PROBLEM DESCRIPTION.
Write the records below out in full, character for character, with no pictures.

INPUT.
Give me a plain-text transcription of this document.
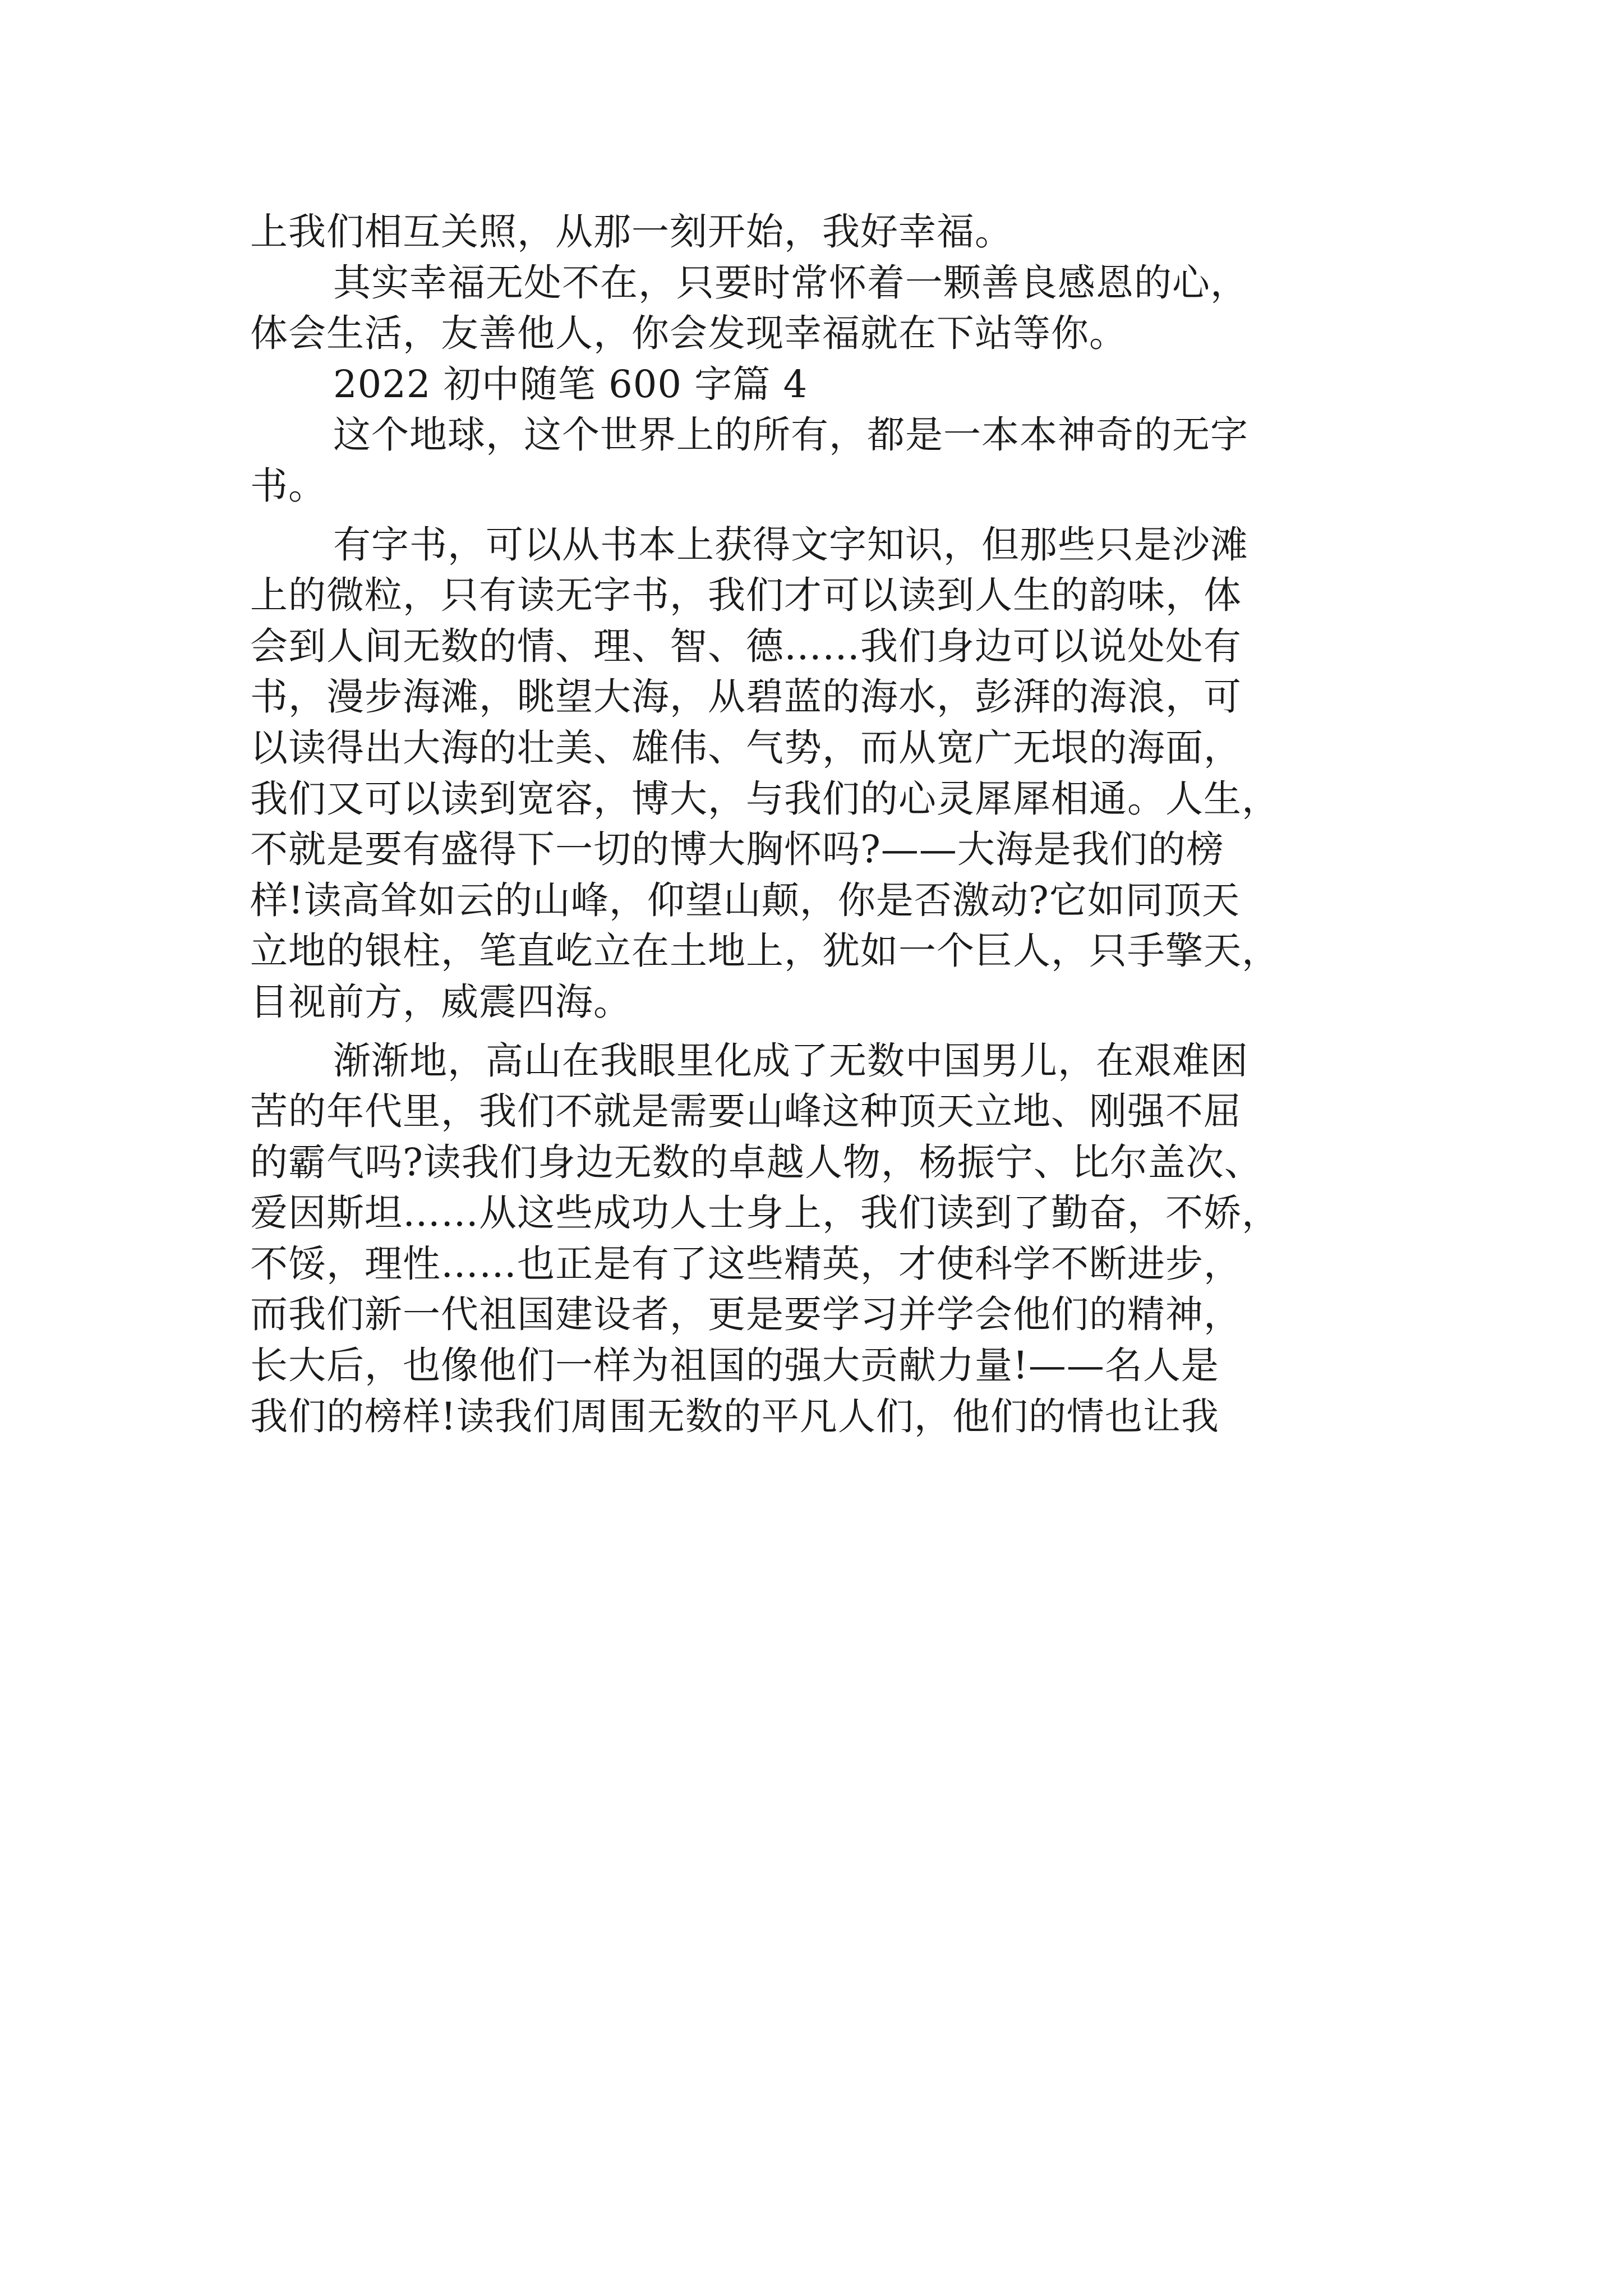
上我们相互关照，从那一刻开始，我好幸福。
其实幸福无处不在，只要时常怀着一颗善良感恩的心，
体会生活，友善他人，你会发现幸福就在下站等你。
2022 初中随笔 600 字篇 4
这个地球，这个世界上的所有，都是一本本神奇的无字
书。
有字书，可以从书本上获得文字知识，但那些只是沙滩
上的微粒，只有读无字书，我们才可以读到人生的韵味，体
会到人间无数的情、理、智、德……我们身边可以说处处有
书，漫步海滩，眺望大海，从碧蓝的海水，彭湃的海浪，可
以读得出大海的壮美、雄伟、气势，而从宽广无垠的海面，
我们又可以读到宽容，博大，与我们的心灵犀犀相通。人生，
不就是要有盛得下一切的博大胸怀吗?——大海是我们的榜
样!读高耸如云的山峰，仰望山颠，你是否激动?它如同顶天
立地的银柱，笔直屹立在土地上，犹如一个巨人，只手擎天，
目视前方，威震四海。
渐渐地，高山在我眼里化成了无数中国男儿，在艰难困
苦的年代里，我们不就是需要山峰这种顶天立地、刚强不屈
的霸气吗?读我们身边无数的卓越人物，杨振宁、比尔盖次、
爱因斯坦……从这些成功人士身上，我们读到了勤奋，不娇，
不馁，理性……也正是有了这些精英，才使科学不断进步，
而我们新一代祖国建设者，更是要学习并学会他们的精神，
长大后，也像他们一样为祖国的强大贡献力量!——名人是
我们的榜样!读我们周围无数的平凡人们，他们的情也让我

COMPLETED TASK.
Give me a plain-text transcription of this document.
上我们相互关照，从那一刻开始，我好幸福。
其实幸福无处不在，只要时常怀着一颗善良感恩的心，
体会生活，友善他人，你会发现幸福就在下站等你。
2022 初中随笔 600 字篇 4
这个地球，这个世界上的所有，都是一本本神奇的无字
书。
有字书，可以从书本上获得文字知识，但那些只是沙滩
上的微粒，只有读无字书，我们才可以读到人生的韵味，体
会到人间无数的情、理、智、德……我们身边可以说处处有
书，漫步海滩，眺望大海，从碧蓝的海水，彭湃的海浪，可
以读得出大海的壮美、雄伟、气势，而从宽广无垠的海面，
我们又可以读到宽容，博大，与我们的心灵犀犀相通。人生，
不就是要有盛得下一切的博大胸怀吗?——大海是我们的榜
样!读高耸如云的山峰，仰望山颠，你是否激动?它如同顶天
立地的银柱，笔直屹立在土地上，犹如一个巨人，只手擎天，
目视前方，威震四海。
渐渐地，高山在我眼里化成了无数中国男儿，在艰难困
苦的年代里，我们不就是需要山峰这种顶天立地、刚强不屈
的霸气吗?读我们身边无数的卓越人物，杨振宁、比尔盖次、
爱因斯坦……从这些成功人士身上，我们读到了勤奋，不娇，
不馁，理性……也正是有了这些精英，才使科学不断进步，
而我们新一代祖国建设者，更是要学习并学会他们的精神，
长大后，也像他们一样为祖国的强大贡献力量!——名人是
我们的榜样!读我们周围无数的平凡人们，他们的情也让我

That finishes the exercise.